# start of LISTED RECORDS
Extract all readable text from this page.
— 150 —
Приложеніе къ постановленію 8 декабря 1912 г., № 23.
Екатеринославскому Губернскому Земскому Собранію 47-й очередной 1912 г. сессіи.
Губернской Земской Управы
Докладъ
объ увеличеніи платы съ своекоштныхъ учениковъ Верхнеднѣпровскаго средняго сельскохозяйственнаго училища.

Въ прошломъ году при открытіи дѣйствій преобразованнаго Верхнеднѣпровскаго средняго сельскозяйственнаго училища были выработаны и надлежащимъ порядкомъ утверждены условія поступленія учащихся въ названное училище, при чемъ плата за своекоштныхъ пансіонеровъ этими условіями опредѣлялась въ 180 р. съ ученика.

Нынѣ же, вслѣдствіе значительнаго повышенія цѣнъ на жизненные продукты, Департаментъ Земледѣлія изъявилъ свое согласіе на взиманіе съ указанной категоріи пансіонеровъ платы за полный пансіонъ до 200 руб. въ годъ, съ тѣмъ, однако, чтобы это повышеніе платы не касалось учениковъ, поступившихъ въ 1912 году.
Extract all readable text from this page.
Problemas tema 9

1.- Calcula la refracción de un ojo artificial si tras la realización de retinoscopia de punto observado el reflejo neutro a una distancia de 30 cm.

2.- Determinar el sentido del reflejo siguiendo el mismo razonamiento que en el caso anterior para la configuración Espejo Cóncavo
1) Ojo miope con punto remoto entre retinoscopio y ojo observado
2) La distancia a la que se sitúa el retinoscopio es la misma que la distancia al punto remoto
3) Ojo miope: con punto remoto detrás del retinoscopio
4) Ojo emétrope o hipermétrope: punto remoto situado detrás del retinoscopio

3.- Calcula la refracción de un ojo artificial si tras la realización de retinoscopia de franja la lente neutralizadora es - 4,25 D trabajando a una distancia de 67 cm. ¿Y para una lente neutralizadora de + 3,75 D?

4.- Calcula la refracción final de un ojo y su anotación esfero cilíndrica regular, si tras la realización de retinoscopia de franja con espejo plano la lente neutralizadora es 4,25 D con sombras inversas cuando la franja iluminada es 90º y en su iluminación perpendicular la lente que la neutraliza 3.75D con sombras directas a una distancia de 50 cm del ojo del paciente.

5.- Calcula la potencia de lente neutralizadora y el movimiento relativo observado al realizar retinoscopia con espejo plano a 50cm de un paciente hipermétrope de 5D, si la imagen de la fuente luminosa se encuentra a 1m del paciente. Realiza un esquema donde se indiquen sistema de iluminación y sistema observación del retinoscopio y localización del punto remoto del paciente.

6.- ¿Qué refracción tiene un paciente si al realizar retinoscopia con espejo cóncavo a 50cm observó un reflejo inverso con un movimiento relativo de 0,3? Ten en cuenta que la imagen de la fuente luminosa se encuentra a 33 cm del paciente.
# end of LISTED RECORDS
→ SHORT PROBLEM
Go through the listing above and pull out each line containing the word "училища".

→ EXERCISE RESULT
объ увеличеніи платы съ своекоштныхъ учениковъ Верхнеднѣпровскаго средняго сельскохозяйственнаго училища.
Въ прошломъ году при открытіи дѣйствій преобразованнаго Верхнеднѣпровскаго средняго сельскозяйственнаго училища были выработаны и надлежащимъ порядкомъ утверждены условія поступленія учащихся въ названное училище, при чемъ плата за своекоштныхъ пансіонеровъ этими условіями опредѣлялась въ 180 р. съ ученика.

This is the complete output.